*STORED ROWS*.
--- BEGIN ---
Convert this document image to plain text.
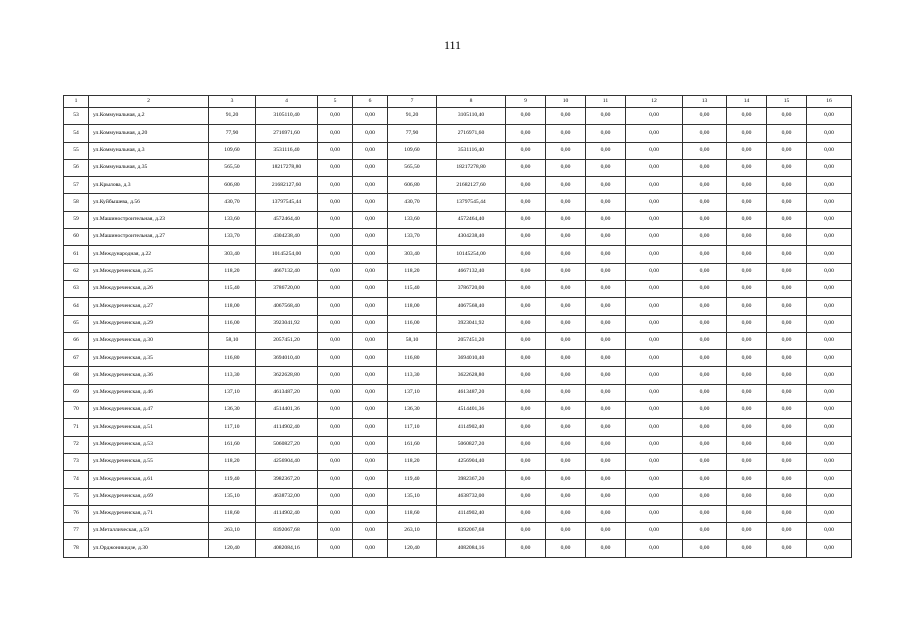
111
1	2	3	4	5	6	7	8	9	10	11	12	13	14	15	16
53	ул.Коммунальная, д.2	91,20	3105110,40	0,00	0,00	91,20	3105110,40	0,00	0,00	0,00	0,00	0,00	0,00	0,00	0,00
54	ул.Коммунальная, д.20	77,90	2716971,60	0,00	0,00	77,90	2716971,60	0,00	0,00	0,00	0,00	0,00	0,00	0,00	0,00
55	ул.Коммунальная, д.3	109,60	3531116,40	0,00	0,00	109,60	3531116,40	0,00	0,00	0,00	0,00	0,00	0,00	0,00	0,00
56	ул.Коммунальная, д.35	565,50	18217278,80	0,00	0,00	565,50	18217278,80	0,00	0,00	0,00	0,00	0,00	0,00	0,00	0,00
57	ул.Крылова, д.3	606,80	21682127,60	0,00	0,00	606,80	21682127,60	0,00	0,00	0,00	0,00	0,00	0,00	0,00	0,00
58	ул.Куйбышева, д.56	430,70	13797545,44	0,00	0,00	430,70	13797545,44	0,00	0,00	0,00	0,00	0,00	0,00	0,00	0,00
59	ул.Машиностроительная, д.23	133,60	4572464,40	0,00	0,00	133,60	4572464,40	0,00	0,00	0,00	0,00	0,00	0,00	0,00	0,00
60	ул.Машиностроительная, д.27	133,70	4304238,40	0,00	0,00	133,70	4304238,40	0,00	0,00	0,00	0,00	0,00	0,00	0,00	0,00
61	ул.Международная, д.22	303,40	10145254,00	0,00	0,00	303,40	10145254,00	0,00	0,00	0,00	0,00	0,00	0,00	0,00	0,00
62	ул.Междуреченская, д.25	118,20	4667132,40	0,00	0,00	118,20	4667132,40	0,00	0,00	0,00	0,00	0,00	0,00	0,00	0,00
63	ул.Междуреченская, д.26	115,40	3786720,00	0,00	0,00	115,40	3786720,00	0,00	0,00	0,00	0,00	0,00	0,00	0,00	0,00
64	ул.Междуреченская, д.27	118,00	4067568,40	0,00	0,00	118,00	4067568,40	0,00	0,00	0,00	0,00	0,00	0,00	0,00	0,00
65	ул.Междуреченская, д.29	116,00	3923041,92	0,00	0,00	116,00	3923041,92	0,00	0,00	0,00	0,00	0,00	0,00	0,00	0,00
66	ул.Междуреченская, д.30	58,10	2057451,20	0,00	0,00	58,10	2057451,20	0,00	0,00	0,00	0,00	0,00	0,00	0,00	0,00
67	ул.Междуреченская, д.35	116,80	3694010,40	0,00	0,00	116,80	3694010,40	0,00	0,00	0,00	0,00	0,00	0,00	0,00	0,00
68	ул.Междуреченская, д.36	113,30	3622628,80	0,00	0,00	113,30	3622628,80	0,00	0,00	0,00	0,00	0,00	0,00	0,00	0,00
69	ул.Междуреченская, д.46	137,10	4613487,20	0,00	0,00	137,10	4613487,20	0,00	0,00	0,00	0,00	0,00	0,00	0,00	0,00
70	ул.Междуреченская, д.47	136,30	4514401,36	0,00	0,00	136,30	4514401,36	0,00	0,00	0,00	0,00	0,00	0,00	0,00	0,00
71	ул.Междуреченская, д.51	117,10	4114902,40	0,00	0,00	117,10	4114902,40	0,00	0,00	0,00	0,00	0,00	0,00	0,00	0,00
72	ул.Междуреченская, д.53	161,60	5060827,20	0,00	0,00	161,60	5060827,20	0,00	0,00	0,00	0,00	0,00	0,00	0,00	0,00
73	ул.Междуреченская, д.55	118,20	4256904,40	0,00	0,00	118,20	4256904,40	0,00	0,00	0,00	0,00	0,00	0,00	0,00	0,00
74	ул.Междуреченская, д.61	119,40	3982367,20	0,00	0,00	119,40	3982367,20	0,00	0,00	0,00	0,00	0,00	0,00	0,00	0,00
75	ул.Междуреченская, д.69	135,10	4638732,00	0,00	0,00	135,10	4638732,00	0,00	0,00	0,00	0,00	0,00	0,00	0,00	0,00
76	ул.Междуреченская, д.71	118,60	4114902,40	0,00	0,00	118,60	4114902,40	0,00	0,00	0,00	0,00	0,00	0,00	0,00	0,00
77	ул.Металлическая, д.59	263,10	8392067,68	0,00	0,00	263,10	8392067,68	0,00	0,00	0,00	0,00	0,00	0,00	0,00	0,00
78	ул.Орджоникидзе, д.30	120,40	4082084,16	0,00	0,00	120,40	4082084,16	0,00	0,00	0,00	0,00	0,00	0,00	0,00	0,00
--- END ---
*AIM*.
Reproduce the full listing above verbatim, with no pictures included.

*RESULT OF THE EXERCISE*.
Convert this document image to plain text.
111
1	2	3	4	5	6	7	8	9	10	11	12	13	14	15	16
53	ул.Коммунальная, д.2	91,20	3105110,40	0,00	0,00	91,20	3105110,40	0,00	0,00	0,00	0,00	0,00	0,00	0,00	0,00
54	ул.Коммунальная, д.20	77,90	2716971,60	0,00	0,00	77,90	2716971,60	0,00	0,00	0,00	0,00	0,00	0,00	0,00	0,00
55	ул.Коммунальная, д.3	109,60	3531116,40	0,00	0,00	109,60	3531116,40	0,00	0,00	0,00	0,00	0,00	0,00	0,00	0,00
56	ул.Коммунальная, д.35	565,50	18217278,80	0,00	0,00	565,50	18217278,80	0,00	0,00	0,00	0,00	0,00	0,00	0,00	0,00
57	ул.Крылова, д.3	606,80	21682127,60	0,00	0,00	606,80	21682127,60	0,00	0,00	0,00	0,00	0,00	0,00	0,00	0,00
58	ул.Куйбышева, д.56	430,70	13797545,44	0,00	0,00	430,70	13797545,44	0,00	0,00	0,00	0,00	0,00	0,00	0,00	0,00
59	ул.Машиностроительная, д.23	133,60	4572464,40	0,00	0,00	133,60	4572464,40	0,00	0,00	0,00	0,00	0,00	0,00	0,00	0,00
60	ул.Машиностроительная, д.27	133,70	4304238,40	0,00	0,00	133,70	4304238,40	0,00	0,00	0,00	0,00	0,00	0,00	0,00	0,00
61	ул.Международная, д.22	303,40	10145254,00	0,00	0,00	303,40	10145254,00	0,00	0,00	0,00	0,00	0,00	0,00	0,00	0,00
62	ул.Междуреченская, д.25	118,20	4667132,40	0,00	0,00	118,20	4667132,40	0,00	0,00	0,00	0,00	0,00	0,00	0,00	0,00
63	ул.Междуреченская, д.26	115,40	3786720,00	0,00	0,00	115,40	3786720,00	0,00	0,00	0,00	0,00	0,00	0,00	0,00	0,00
64	ул.Междуреченская, д.27	118,00	4067568,40	0,00	0,00	118,00	4067568,40	0,00	0,00	0,00	0,00	0,00	0,00	0,00	0,00
65	ул.Междуреченская, д.29	116,00	3923041,92	0,00	0,00	116,00	3923041,92	0,00	0,00	0,00	0,00	0,00	0,00	0,00	0,00
66	ул.Междуреченская, д.30	58,10	2057451,20	0,00	0,00	58,10	2057451,20	0,00	0,00	0,00	0,00	0,00	0,00	0,00	0,00
67	ул.Междуреченская, д.35	116,80	3694010,40	0,00	0,00	116,80	3694010,40	0,00	0,00	0,00	0,00	0,00	0,00	0,00	0,00
68	ул.Междуреченская, д.36	113,30	3622628,80	0,00	0,00	113,30	3622628,80	0,00	0,00	0,00	0,00	0,00	0,00	0,00	0,00
69	ул.Междуреченская, д.46	137,10	4613487,20	0,00	0,00	137,10	4613487,20	0,00	0,00	0,00	0,00	0,00	0,00	0,00	0,00
70	ул.Междуреченская, д.47	136,30	4514401,36	0,00	0,00	136,30	4514401,36	0,00	0,00	0,00	0,00	0,00	0,00	0,00	0,00
71	ул.Междуреченская, д.51	117,10	4114902,40	0,00	0,00	117,10	4114902,40	0,00	0,00	0,00	0,00	0,00	0,00	0,00	0,00
72	ул.Междуреченская, д.53	161,60	5060827,20	0,00	0,00	161,60	5060827,20	0,00	0,00	0,00	0,00	0,00	0,00	0,00	0,00
73	ул.Междуреченская, д.55	118,20	4256904,40	0,00	0,00	118,20	4256904,40	0,00	0,00	0,00	0,00	0,00	0,00	0,00	0,00
74	ул.Междуреченская, д.61	119,40	3982367,20	0,00	0,00	119,40	3982367,20	0,00	0,00	0,00	0,00	0,00	0,00	0,00	0,00
75	ул.Междуреченская, д.69	135,10	4638732,00	0,00	0,00	135,10	4638732,00	0,00	0,00	0,00	0,00	0,00	0,00	0,00	0,00
76	ул.Междуреченская, д.71	118,60	4114902,40	0,00	0,00	118,60	4114902,40	0,00	0,00	0,00	0,00	0,00	0,00	0,00	0,00
77	ул.Металлическая, д.59	263,10	8392067,68	0,00	0,00	263,10	8392067,68	0,00	0,00	0,00	0,00	0,00	0,00	0,00	0,00
78	ул.Орджоникидзе, д.30	120,40	4082084,16	0,00	0,00	120,40	4082084,16	0,00	0,00	0,00	0,00	0,00	0,00	0,00	0,00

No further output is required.